Page:
Liquidation des biens d’un copropriétaire

Irrégularité de l’opposition sur le prix de la vente du lot

ventilation de la créance conformément à l’article D 5-1 (NON)

Nullité de l’opposition (oui)  Perte du privilège spécial (oui)

 

 

Cassation  civile 3e   25 octobre 2006               Rejet

Cour d’appel de Paris (2e chambre, section B)  19-05-2005

N° de pourvoi : 05-16835

 

 

Attendu, selon l’arrêt attaqué, que la société Immobilière V, propriétaire de lots dans un immeuble en copropriété, débitrice de charges de copropriété, a été mise en liquidation judiciaire le 28 novembre 1994 ; que ses lots ont été adjugés suivant jugement du 2 juillet 1998 pour le prix de 115 861 euros qui a été consigné entre les mains de M. X..., en sa qualité de mandataire liquidateur de cette société , lequel a colloqué le syndicat des copropriétaires du 11/13 rue Gracieuse et 73 rue Mouffetard à Paris 5ème (le syndicat) au 13ème rang de la collocation pour une somme de 54 369,74 euros ; que la société Cry limited, garantie par un privilège de prêteur de deniers et par deux hypothèques en deuxième et troisième rangs, a contesté cet état ;

 

Sur le moyen unique :

 

Attendu que le syndicat fait grief à l’arrêt d’accueillir cette demande, alors, selon le moyen que le syndicat des copropriétaires est créancier privilégié sur l’immeuble vendu pour les créances afférentes aux charges et aux travaux ; qu’il est tenu de délivrer une opposition au paiement du prix de vente mentionnant le montant et les causes des créances afférentes aux charges et aux travaux ; qu’il résulte des propres constatations de la Cour d’appel que l’opposition délivrée par le syndicat mentionnait le montant des sommes dues, la période pour laquelle elles étaient dues et leur nature ; qu’en estimant ces mentions insuffisantes pour que le syndicat soit un créancier privilégié, la Cour d’appel a violé les articles 2103-1 bis du Code civil et 5-1 du décret du 17 mars 1967 ;

 

Mais attendu qu’ayant relevé que l’opposition délivrée entre les mains de M. X..., ès-qualités, visait les charges et travaux du 15 février 1992 au 15 novembre 1994 pour 471 949,86 francs, les charges et travaux du 10 janvier 1995 à ce jour pour 595 909,75 francs, soit un total de 1 067 859,61 francs et qu’il n’était pas établi que le relevé détaillé des sommes réclamées produit par le syndicat avait été annexé à l’acte, la cour d’appel en a exactement déduit que cette opposition énonçant de façon insuffisante les causes et le montant des créances du syndicat au regard de l’article 5-1 du décret du 17 mars 1967, celui-ci, qui n’avait fait inscrire aucune hypothèque sur l’immeuble vendu au titre des charges impayées, ne bénéficiait d’aucun rang préférable à celui de la société Cry limited, prêteur de deniers et créancier privilégié ;

 

D’où il suit que le moyen n’est pas fondé ;

 

PAR CES MOTIFS :

 

REJETTE le pourvoi ;

 

Condamne le syndicat des copropriétaires du 11-13 rue Gracieuse et 73 rue Mouffetard à Paris 5ème aux dépens ;

Vu l’article 700 du nouveau code de procédure civile, condamne le syndicat des copropriétaires du 11-13 rue Gracieuse et 73 rue Mouffetard à Paris 5ème à payer à la société Cry limited la somme de 2 000 euros ;

Vu l’article 700 du nouveau code de procédure civile, rejette la demande du syndicat des copropriétaires du 11-13 rue Gracieuse et 73 rue Mouffetard à Paris 5ème ;

 

 

COMMENTAIRES :

 

L’arrêt relaté ne comporte aucune solution juridique extraordinaire mais donne un exemple des stupéfiantes défaillances de gestion que l’on peut trouver dans la pratique.

Entrées fournies:
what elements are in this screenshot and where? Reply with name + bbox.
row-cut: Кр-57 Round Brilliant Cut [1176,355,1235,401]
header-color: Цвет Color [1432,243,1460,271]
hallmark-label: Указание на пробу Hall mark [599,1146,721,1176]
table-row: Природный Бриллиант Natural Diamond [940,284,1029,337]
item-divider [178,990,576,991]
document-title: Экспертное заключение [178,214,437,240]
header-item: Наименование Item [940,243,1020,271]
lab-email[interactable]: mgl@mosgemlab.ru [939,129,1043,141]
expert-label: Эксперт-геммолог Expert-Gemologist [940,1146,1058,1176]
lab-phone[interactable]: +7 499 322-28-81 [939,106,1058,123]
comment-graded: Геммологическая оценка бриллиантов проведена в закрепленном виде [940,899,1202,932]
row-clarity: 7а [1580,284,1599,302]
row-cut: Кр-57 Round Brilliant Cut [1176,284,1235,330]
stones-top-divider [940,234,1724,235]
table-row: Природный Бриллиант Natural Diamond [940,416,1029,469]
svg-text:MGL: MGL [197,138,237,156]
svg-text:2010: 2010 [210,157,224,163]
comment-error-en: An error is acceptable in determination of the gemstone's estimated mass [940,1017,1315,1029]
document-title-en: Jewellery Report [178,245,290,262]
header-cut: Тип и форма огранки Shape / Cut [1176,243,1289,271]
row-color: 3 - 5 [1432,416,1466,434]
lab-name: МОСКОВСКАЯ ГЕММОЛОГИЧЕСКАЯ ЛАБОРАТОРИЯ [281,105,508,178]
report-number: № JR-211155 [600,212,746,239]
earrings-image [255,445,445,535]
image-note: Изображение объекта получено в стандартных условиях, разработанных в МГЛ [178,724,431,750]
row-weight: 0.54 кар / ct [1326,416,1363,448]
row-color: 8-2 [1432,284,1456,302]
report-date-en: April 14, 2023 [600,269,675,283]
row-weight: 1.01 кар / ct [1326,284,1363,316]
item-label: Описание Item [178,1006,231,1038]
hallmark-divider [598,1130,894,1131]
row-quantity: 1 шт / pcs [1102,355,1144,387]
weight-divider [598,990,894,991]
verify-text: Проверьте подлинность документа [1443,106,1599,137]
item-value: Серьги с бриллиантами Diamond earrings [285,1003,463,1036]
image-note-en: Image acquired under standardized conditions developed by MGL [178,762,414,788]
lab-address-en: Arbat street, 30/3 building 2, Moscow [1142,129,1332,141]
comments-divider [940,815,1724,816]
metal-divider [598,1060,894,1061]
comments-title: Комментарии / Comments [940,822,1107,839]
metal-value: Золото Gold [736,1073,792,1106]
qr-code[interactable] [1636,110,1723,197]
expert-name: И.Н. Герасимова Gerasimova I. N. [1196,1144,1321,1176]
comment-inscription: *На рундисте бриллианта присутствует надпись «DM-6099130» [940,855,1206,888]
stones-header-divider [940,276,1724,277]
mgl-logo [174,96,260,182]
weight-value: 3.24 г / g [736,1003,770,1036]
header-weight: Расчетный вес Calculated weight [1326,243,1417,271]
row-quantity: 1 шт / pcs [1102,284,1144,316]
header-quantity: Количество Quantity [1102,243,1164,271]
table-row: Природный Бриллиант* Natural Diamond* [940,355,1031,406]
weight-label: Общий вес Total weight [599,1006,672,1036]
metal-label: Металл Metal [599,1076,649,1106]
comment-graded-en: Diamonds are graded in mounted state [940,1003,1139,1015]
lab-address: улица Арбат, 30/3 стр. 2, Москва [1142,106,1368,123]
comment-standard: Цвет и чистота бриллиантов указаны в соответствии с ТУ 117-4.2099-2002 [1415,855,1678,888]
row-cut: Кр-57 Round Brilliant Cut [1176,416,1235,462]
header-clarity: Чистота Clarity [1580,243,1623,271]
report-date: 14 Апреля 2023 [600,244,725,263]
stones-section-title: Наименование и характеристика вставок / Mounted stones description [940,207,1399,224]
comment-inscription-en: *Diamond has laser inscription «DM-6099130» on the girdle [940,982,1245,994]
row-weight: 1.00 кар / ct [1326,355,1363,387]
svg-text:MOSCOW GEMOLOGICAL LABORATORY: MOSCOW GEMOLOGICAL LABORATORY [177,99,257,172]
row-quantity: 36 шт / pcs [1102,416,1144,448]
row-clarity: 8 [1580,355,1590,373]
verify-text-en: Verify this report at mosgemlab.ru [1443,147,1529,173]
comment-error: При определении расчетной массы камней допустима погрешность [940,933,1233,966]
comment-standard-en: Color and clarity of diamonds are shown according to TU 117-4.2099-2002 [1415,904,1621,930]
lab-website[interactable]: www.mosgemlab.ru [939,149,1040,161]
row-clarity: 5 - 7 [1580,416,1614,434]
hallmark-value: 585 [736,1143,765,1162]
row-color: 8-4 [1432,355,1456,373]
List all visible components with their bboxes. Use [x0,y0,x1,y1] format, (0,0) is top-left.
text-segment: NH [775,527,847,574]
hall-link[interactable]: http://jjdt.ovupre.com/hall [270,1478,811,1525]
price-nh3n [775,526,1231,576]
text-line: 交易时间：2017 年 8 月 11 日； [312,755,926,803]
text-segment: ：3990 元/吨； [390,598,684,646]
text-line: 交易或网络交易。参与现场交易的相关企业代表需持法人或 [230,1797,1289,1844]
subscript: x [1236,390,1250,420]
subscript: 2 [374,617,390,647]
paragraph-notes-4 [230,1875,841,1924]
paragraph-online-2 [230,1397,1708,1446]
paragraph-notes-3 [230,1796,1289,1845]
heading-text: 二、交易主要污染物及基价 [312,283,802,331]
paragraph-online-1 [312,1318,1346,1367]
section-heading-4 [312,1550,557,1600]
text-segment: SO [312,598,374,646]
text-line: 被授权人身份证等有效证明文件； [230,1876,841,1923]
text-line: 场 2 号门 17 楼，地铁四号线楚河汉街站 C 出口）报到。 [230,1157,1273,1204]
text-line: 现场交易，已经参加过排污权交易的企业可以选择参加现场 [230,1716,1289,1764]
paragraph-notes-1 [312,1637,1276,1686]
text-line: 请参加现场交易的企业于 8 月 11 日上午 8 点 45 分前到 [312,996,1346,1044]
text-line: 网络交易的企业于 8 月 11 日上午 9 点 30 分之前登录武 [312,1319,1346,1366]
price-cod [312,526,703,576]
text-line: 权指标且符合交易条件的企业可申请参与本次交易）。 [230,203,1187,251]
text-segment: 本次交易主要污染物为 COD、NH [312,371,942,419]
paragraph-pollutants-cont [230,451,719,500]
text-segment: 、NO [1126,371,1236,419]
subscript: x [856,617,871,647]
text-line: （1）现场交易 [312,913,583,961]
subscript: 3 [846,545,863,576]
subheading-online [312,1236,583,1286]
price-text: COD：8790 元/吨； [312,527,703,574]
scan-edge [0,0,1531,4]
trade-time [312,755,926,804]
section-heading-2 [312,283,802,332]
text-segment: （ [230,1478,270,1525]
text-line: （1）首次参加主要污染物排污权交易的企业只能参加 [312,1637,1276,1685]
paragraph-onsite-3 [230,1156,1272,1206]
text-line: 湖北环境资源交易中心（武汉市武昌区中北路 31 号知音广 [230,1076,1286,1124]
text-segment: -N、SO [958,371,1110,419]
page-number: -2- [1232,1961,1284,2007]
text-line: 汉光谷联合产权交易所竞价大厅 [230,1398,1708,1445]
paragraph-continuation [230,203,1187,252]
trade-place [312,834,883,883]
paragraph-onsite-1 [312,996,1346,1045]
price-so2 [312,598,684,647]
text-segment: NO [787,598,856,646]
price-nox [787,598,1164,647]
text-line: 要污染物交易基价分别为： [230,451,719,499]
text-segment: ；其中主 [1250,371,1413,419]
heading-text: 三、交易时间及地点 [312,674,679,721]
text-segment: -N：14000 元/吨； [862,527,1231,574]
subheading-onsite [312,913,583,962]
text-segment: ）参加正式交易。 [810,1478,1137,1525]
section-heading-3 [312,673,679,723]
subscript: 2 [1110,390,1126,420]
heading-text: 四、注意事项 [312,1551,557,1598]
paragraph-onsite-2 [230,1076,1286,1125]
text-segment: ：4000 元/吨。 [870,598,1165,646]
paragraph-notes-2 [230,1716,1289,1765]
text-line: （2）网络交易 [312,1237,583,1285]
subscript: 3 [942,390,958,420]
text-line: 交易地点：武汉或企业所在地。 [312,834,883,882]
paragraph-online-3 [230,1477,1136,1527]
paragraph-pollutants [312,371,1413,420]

Consigne 1:
Répondez aux questions suivantes sur l'arrêt :
(a) À quelle date la société Immobilière V a-t-elle été mise en liquidation judiciaire ?
(b) Quel total en francs l'opposition délivrée par le syndicat visait-elle ?
(c) Quelle somme le syndicat doit-il payer à la société Cry limited au titre de l'article 700 du nouveau code de procédure civile ?
Consigne 2: Résumez l'arrêt en deux phrases.
Les entrées forment un matériau à part, indépendant de l'arrêt.

Réponse attendue 1:
(a) Le 28 novembre 1994.
(b) 1 067 859,61 francs.
(c) 2 000 euros.

Réponse attendue 2: La Cour de cassation rejette le pourvoi du syndicat des copropriétaires, qui contestait l'arrêt d'appel ayant accueilli la contestation de la société Cry limited sur la collocation du prix des lots de la société Immobilière V, mise en liquidation judiciaire. Elle approuve la cour d'appel d'avoir jugé que l'opposition du syndicat énonçait de façon insuffisante les causes et le montant de ses créances au regard de l'article 5-1 du décret du 17 mars 1967 et que, faute d'hypothèque inscrite, le syndicat ne bénéficiait d'aucun rang préférable à celui de la société Cry limited, prêteur de deniers et créancier privilégié.